[Stored entries]
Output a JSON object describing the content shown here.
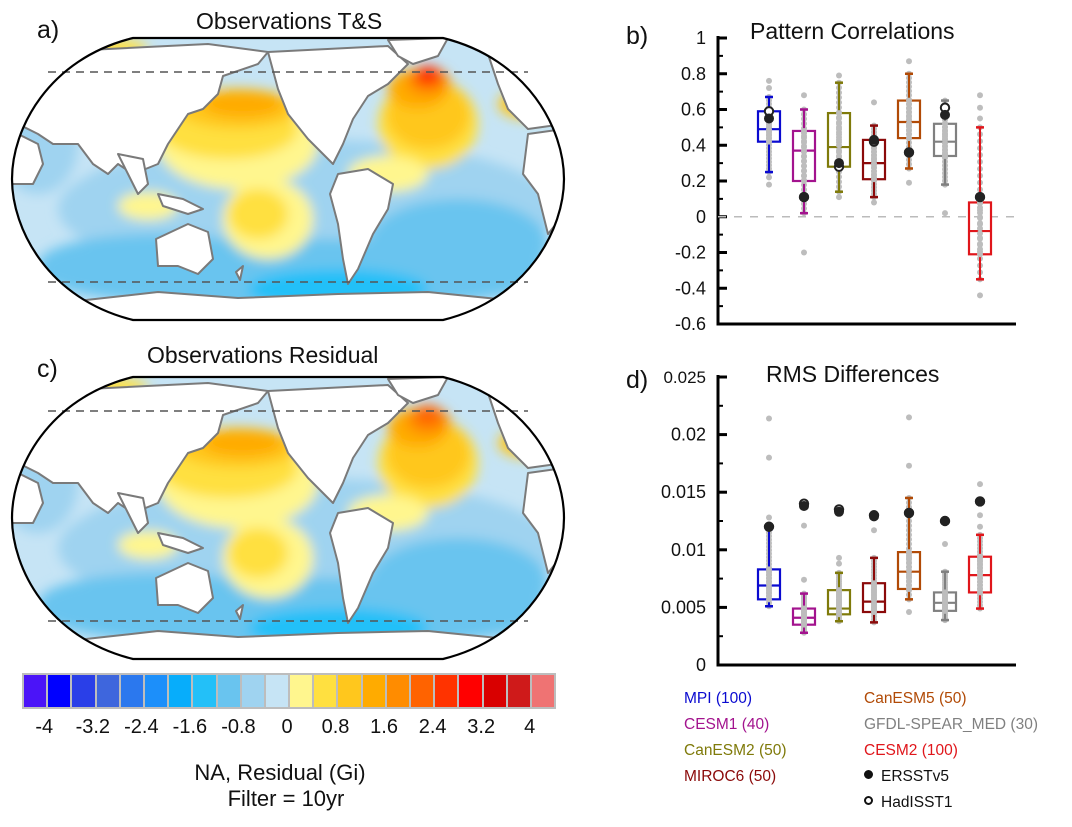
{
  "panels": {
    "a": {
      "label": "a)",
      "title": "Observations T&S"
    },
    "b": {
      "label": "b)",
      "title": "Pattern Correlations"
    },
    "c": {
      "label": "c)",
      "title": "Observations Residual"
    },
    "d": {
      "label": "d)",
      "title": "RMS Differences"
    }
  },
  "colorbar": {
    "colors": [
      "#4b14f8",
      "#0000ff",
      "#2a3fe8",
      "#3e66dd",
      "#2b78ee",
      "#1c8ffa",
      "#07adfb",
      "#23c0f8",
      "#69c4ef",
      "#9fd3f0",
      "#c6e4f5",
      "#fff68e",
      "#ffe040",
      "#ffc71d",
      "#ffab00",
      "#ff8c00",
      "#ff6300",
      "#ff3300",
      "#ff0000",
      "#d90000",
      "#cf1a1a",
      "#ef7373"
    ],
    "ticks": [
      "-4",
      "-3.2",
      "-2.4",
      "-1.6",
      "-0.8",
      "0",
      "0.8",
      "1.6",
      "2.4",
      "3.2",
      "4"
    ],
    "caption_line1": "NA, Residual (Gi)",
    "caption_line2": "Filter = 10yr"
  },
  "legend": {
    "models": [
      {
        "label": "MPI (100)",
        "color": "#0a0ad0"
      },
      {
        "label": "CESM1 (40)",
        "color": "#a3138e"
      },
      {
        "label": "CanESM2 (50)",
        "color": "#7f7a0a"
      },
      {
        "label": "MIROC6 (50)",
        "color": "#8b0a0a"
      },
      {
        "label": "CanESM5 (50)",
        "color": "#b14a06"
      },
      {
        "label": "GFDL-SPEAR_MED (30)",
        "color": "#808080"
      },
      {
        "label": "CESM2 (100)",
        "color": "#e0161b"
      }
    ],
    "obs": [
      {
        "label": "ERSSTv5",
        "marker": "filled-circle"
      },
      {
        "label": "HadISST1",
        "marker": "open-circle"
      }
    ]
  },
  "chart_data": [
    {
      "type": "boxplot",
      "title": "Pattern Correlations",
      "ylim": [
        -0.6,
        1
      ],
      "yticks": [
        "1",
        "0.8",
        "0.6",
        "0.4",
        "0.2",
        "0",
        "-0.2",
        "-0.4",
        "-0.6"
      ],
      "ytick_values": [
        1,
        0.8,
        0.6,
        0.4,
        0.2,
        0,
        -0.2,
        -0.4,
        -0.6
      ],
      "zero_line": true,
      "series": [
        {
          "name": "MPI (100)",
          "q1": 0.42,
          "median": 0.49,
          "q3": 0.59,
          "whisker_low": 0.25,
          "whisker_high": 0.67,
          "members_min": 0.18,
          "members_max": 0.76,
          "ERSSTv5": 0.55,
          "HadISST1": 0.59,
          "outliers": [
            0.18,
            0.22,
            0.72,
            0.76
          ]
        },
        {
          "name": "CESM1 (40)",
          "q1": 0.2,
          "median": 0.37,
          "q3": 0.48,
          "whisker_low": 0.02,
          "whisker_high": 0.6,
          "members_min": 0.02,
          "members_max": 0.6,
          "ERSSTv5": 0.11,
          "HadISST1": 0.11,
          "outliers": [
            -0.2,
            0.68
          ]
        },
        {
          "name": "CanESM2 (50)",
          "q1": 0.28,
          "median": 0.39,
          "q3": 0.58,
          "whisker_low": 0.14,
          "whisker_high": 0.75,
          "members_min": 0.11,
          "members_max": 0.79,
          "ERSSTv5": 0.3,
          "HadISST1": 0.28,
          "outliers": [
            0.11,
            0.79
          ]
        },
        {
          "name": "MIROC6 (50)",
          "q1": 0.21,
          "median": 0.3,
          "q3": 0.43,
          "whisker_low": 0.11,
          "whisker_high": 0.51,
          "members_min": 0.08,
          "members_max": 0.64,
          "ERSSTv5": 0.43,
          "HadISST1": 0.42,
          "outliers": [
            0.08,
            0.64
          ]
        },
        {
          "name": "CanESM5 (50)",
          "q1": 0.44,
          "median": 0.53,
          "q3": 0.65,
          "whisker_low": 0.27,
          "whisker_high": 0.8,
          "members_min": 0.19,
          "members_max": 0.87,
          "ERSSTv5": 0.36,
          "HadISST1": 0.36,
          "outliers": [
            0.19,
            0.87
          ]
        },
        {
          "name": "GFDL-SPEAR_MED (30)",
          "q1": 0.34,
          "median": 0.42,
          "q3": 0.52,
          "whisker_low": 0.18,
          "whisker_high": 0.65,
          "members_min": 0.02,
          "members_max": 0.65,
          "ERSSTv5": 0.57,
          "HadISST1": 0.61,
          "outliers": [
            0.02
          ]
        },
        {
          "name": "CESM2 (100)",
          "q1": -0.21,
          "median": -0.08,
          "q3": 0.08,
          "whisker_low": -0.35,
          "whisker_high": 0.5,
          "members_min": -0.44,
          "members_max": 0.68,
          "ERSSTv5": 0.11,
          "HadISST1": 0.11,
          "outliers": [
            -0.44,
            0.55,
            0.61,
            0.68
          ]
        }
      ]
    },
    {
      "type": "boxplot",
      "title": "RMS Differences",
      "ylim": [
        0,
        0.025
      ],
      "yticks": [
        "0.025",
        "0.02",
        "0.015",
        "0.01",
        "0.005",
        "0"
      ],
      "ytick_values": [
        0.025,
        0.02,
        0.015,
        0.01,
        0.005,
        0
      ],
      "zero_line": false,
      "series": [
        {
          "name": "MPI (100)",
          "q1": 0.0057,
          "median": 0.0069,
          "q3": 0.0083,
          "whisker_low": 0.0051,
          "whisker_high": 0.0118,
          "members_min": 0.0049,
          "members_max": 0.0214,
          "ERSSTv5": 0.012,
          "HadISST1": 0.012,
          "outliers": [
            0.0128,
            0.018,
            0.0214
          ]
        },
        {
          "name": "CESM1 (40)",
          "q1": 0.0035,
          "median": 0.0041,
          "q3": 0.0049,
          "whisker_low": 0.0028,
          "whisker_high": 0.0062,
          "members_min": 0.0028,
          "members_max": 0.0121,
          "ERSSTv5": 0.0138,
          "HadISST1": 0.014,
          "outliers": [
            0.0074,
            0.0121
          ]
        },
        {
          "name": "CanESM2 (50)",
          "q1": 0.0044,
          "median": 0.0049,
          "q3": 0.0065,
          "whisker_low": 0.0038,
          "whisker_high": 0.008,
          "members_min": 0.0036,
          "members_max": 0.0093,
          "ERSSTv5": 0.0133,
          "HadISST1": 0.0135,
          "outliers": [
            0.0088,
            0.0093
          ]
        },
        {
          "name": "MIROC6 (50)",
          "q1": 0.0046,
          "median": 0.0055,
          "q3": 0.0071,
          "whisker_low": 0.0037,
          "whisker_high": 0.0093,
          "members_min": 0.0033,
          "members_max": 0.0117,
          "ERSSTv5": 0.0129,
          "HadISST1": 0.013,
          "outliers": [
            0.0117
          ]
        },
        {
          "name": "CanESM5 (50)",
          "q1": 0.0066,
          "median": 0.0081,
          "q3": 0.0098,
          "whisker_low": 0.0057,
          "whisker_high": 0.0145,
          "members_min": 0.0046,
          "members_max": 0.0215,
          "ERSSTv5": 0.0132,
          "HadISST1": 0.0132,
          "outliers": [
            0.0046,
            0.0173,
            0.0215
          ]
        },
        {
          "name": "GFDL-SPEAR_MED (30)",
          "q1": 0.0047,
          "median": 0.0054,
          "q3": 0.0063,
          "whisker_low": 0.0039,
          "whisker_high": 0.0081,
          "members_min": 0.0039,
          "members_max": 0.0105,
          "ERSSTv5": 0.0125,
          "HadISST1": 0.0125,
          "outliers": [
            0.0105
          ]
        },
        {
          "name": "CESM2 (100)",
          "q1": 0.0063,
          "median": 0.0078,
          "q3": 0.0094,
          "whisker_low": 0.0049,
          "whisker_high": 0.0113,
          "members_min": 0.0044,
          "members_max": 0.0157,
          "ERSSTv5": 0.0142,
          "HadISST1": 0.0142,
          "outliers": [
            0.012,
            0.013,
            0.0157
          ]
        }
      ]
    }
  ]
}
...
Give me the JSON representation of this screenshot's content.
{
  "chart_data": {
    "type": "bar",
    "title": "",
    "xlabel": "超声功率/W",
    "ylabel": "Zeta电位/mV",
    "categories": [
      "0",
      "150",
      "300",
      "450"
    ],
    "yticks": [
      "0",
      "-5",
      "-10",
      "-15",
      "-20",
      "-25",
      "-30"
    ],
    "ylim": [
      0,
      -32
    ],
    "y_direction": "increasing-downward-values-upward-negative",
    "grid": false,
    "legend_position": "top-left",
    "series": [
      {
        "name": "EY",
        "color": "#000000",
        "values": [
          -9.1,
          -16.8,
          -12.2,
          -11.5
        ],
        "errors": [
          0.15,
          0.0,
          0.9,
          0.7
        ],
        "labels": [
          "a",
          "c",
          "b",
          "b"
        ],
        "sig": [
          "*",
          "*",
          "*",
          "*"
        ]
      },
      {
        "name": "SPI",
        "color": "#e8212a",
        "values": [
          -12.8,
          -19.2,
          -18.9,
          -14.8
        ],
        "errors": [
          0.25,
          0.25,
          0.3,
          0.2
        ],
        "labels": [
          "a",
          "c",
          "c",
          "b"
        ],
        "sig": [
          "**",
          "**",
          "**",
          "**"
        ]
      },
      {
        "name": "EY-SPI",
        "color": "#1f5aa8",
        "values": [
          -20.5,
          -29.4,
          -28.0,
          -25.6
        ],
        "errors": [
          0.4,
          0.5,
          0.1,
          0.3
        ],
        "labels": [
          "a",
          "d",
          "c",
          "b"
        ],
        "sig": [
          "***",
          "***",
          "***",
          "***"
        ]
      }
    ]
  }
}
...
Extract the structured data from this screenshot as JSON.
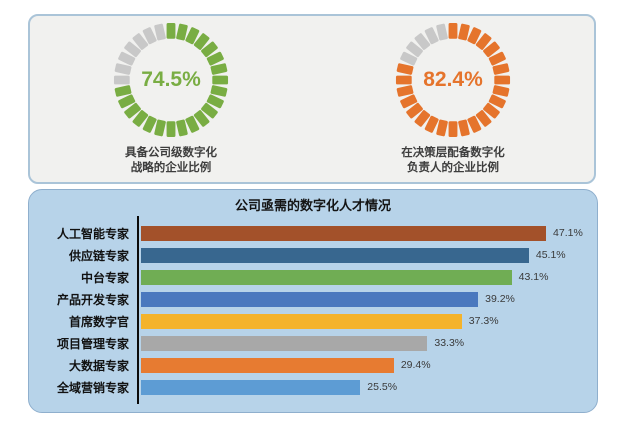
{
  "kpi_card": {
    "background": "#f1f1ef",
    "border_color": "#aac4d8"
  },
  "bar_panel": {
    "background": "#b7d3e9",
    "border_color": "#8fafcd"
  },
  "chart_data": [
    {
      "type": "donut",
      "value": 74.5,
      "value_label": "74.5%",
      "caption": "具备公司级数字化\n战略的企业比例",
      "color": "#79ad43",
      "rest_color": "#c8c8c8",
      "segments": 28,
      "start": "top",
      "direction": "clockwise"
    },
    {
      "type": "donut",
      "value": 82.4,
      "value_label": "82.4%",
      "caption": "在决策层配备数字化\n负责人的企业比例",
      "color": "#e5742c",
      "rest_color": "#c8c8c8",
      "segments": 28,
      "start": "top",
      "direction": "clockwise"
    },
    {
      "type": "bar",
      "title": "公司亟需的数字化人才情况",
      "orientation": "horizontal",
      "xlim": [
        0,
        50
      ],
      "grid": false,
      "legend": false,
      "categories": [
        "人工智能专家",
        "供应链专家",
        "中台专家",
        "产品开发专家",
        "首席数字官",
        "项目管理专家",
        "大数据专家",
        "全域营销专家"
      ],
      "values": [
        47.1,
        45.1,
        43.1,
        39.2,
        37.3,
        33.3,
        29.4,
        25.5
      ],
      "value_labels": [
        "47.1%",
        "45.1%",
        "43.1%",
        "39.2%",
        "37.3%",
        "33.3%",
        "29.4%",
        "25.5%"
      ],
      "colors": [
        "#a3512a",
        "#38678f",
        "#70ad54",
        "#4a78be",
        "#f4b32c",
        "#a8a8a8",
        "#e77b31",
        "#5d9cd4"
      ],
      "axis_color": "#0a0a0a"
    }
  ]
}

WRITTEN TASK: Read the data above. Pull out each line in which the string "JSON" appears.

THE OUTPUT:
Output a JSON object describing the content shown here.
Give me the JSON representation of this screenshot's content.
Extract the structured data from this screenshot as JSON.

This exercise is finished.